*DO THIS:* Gather the lines below that include the string "annual", copying each in full.

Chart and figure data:
────────

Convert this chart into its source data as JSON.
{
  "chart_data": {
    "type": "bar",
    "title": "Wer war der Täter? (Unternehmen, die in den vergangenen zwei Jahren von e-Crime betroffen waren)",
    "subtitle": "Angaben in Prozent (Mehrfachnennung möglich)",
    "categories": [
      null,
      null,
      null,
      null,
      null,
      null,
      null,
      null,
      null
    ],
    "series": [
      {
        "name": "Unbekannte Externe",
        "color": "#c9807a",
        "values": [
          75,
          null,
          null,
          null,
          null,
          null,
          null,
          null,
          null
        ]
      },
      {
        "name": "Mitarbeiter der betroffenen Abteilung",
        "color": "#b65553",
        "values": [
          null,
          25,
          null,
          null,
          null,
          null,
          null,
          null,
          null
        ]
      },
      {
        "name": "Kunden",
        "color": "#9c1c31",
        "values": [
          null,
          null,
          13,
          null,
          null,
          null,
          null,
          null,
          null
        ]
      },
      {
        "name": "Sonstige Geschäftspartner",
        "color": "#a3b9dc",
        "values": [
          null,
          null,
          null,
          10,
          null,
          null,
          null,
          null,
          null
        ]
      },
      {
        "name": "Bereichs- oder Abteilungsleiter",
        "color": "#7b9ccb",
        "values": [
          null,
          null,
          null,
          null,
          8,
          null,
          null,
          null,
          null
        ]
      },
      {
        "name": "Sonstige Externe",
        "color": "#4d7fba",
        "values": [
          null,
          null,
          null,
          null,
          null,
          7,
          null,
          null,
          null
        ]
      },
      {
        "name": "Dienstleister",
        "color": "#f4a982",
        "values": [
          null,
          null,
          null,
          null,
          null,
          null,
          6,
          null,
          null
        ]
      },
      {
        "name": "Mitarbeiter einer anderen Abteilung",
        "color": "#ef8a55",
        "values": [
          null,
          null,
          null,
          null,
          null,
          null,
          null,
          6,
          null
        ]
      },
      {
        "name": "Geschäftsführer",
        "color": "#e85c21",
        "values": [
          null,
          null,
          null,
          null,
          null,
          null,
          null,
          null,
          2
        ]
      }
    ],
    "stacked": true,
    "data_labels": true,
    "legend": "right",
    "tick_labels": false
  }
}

────────

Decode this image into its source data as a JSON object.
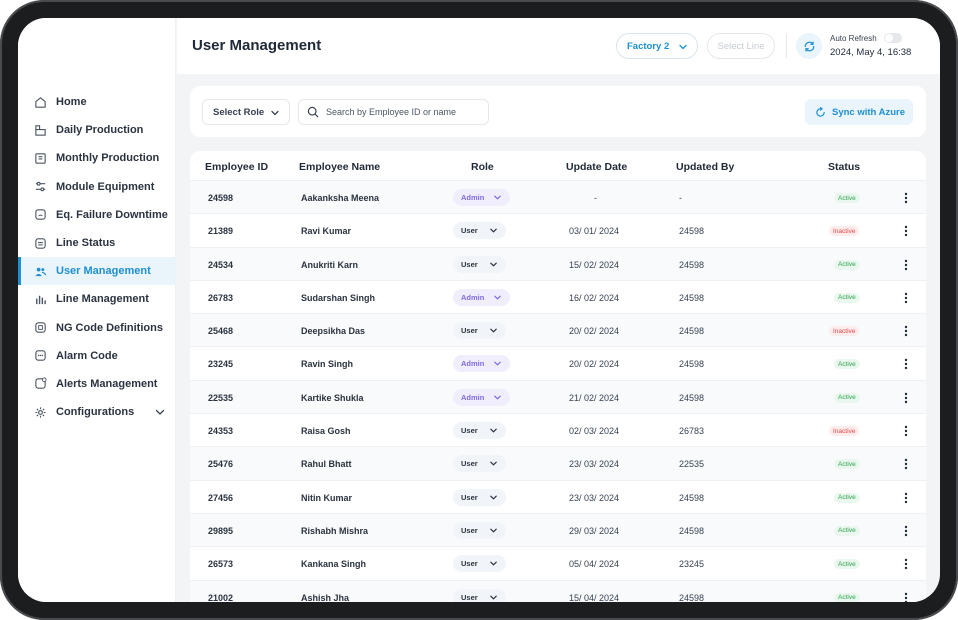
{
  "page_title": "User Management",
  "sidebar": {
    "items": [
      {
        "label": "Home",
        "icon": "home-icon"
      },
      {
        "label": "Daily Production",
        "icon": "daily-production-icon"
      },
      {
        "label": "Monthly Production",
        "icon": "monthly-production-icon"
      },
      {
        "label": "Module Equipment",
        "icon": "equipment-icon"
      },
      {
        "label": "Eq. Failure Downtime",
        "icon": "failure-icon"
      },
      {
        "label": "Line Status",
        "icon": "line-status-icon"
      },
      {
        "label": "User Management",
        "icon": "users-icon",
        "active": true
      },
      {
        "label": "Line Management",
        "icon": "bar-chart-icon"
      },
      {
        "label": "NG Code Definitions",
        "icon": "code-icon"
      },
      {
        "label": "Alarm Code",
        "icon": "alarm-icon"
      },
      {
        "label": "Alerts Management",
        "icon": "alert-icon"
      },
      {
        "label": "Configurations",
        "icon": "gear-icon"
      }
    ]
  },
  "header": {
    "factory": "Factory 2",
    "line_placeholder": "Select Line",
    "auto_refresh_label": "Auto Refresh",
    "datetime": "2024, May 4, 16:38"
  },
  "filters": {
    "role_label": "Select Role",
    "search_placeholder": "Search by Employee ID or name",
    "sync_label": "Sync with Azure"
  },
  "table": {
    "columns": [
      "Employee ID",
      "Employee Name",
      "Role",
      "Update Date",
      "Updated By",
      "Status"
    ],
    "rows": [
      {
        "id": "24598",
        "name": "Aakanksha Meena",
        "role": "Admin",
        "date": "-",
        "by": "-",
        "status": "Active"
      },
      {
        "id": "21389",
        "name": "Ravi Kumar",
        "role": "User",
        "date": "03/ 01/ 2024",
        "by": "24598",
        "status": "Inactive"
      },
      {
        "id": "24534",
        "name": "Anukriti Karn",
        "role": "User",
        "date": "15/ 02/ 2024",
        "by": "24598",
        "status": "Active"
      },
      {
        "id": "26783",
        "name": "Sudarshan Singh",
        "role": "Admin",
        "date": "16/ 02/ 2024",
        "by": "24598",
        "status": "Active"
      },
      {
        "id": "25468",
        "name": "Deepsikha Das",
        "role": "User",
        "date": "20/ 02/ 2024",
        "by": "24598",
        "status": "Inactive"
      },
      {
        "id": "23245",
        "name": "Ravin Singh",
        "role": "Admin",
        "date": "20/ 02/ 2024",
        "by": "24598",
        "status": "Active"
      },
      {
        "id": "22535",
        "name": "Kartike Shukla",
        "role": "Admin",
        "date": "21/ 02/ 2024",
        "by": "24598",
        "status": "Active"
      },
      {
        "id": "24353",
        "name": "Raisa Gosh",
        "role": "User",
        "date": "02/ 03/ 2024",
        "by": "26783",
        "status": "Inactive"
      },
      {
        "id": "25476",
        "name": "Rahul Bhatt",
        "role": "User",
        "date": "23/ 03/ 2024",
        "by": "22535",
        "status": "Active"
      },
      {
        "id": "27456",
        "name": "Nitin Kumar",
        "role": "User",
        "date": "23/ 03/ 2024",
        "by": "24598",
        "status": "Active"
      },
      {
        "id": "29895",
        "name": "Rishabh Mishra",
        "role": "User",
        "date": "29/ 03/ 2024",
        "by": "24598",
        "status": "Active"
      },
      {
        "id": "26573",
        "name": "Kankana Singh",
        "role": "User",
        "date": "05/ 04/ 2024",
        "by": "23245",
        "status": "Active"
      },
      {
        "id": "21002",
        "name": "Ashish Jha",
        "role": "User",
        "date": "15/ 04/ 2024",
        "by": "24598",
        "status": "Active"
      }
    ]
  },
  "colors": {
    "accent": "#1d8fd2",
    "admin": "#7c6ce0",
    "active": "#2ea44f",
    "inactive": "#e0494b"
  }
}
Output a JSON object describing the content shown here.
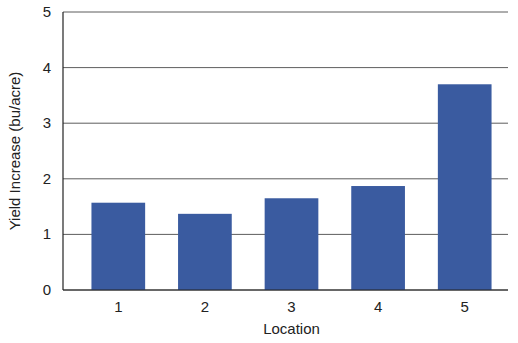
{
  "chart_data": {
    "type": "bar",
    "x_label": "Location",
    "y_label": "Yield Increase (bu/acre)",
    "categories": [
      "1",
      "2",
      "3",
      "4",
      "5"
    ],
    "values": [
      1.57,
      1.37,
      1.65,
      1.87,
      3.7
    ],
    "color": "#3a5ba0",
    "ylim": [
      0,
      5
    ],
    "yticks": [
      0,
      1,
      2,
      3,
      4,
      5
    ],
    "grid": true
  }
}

────────

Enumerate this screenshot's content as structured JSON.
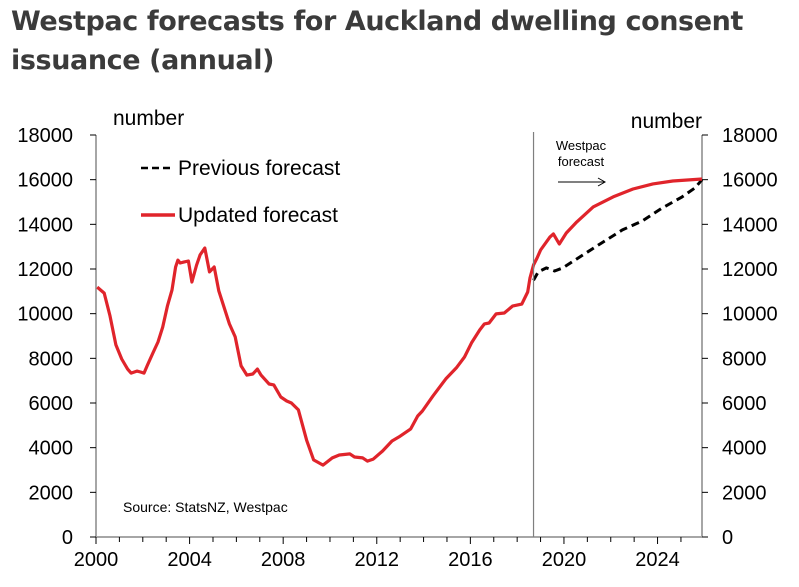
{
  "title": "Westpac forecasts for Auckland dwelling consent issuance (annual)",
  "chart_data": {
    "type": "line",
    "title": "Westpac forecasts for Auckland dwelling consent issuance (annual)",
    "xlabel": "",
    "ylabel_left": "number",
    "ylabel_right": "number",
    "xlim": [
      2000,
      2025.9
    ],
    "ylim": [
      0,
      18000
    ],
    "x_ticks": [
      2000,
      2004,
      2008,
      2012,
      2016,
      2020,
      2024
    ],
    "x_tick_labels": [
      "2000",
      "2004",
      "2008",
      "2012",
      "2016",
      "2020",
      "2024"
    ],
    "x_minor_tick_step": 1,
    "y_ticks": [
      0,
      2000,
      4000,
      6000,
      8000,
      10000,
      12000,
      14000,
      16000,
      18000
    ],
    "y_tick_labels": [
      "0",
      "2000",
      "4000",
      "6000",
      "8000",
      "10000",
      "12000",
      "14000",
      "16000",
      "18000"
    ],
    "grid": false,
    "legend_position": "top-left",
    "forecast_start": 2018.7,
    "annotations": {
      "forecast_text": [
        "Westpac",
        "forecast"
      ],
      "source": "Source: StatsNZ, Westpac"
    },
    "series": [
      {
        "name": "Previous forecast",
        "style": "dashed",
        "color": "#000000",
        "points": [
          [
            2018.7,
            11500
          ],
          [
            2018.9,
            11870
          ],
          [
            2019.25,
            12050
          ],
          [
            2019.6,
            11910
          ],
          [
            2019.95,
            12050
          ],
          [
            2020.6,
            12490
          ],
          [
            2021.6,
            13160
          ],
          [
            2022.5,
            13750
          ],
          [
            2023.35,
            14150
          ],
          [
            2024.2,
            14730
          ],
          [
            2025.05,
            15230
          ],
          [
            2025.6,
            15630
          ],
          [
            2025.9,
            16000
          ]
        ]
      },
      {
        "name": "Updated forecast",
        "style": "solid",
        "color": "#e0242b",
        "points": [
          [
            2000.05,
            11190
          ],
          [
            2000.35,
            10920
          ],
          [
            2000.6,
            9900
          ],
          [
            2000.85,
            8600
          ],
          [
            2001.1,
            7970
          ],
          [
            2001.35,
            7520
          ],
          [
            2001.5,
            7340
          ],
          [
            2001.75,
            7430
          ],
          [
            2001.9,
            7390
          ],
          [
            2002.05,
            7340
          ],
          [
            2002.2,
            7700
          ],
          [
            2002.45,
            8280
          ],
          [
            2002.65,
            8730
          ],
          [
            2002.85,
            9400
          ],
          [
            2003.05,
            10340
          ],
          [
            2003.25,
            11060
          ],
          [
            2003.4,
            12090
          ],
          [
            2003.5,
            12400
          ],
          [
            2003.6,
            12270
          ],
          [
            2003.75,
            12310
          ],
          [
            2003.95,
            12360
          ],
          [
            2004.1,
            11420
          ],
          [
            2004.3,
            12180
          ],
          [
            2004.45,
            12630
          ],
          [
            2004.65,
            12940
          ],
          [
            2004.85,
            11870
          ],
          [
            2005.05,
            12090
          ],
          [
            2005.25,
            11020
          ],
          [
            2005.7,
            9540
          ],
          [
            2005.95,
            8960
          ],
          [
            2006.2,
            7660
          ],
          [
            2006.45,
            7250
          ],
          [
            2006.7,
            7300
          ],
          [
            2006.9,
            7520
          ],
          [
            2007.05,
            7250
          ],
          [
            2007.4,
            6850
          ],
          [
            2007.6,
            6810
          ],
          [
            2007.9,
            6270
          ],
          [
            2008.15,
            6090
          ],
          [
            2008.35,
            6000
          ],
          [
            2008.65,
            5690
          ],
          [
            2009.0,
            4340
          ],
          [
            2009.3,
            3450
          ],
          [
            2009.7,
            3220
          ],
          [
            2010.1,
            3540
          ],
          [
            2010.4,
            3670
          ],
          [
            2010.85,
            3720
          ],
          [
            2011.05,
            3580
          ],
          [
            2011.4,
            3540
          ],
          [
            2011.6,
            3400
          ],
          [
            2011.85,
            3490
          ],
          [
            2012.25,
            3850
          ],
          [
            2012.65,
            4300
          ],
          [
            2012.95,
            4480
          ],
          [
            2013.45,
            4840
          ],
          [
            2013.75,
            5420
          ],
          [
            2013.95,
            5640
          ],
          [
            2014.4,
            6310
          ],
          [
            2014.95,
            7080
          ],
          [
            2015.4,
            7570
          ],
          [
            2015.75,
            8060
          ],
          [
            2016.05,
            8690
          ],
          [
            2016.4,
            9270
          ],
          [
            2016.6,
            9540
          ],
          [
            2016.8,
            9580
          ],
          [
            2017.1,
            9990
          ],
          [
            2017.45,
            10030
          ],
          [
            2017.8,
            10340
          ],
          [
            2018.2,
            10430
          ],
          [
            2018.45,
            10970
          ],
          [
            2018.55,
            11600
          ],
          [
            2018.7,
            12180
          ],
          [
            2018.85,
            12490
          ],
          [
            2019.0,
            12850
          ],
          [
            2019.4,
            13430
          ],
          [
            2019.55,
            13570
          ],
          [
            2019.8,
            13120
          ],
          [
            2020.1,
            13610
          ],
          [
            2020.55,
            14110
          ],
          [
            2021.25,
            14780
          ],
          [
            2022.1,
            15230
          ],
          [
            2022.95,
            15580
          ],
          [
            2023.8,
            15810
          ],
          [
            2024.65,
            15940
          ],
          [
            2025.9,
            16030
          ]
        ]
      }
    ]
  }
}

────────

*OUTPUT:*
  "title": "Westpac forecasts for Auckland dwelling consent issuance (annual)",
    "title": "Westpac forecasts for Auckland dwelling consent issuance (annual)",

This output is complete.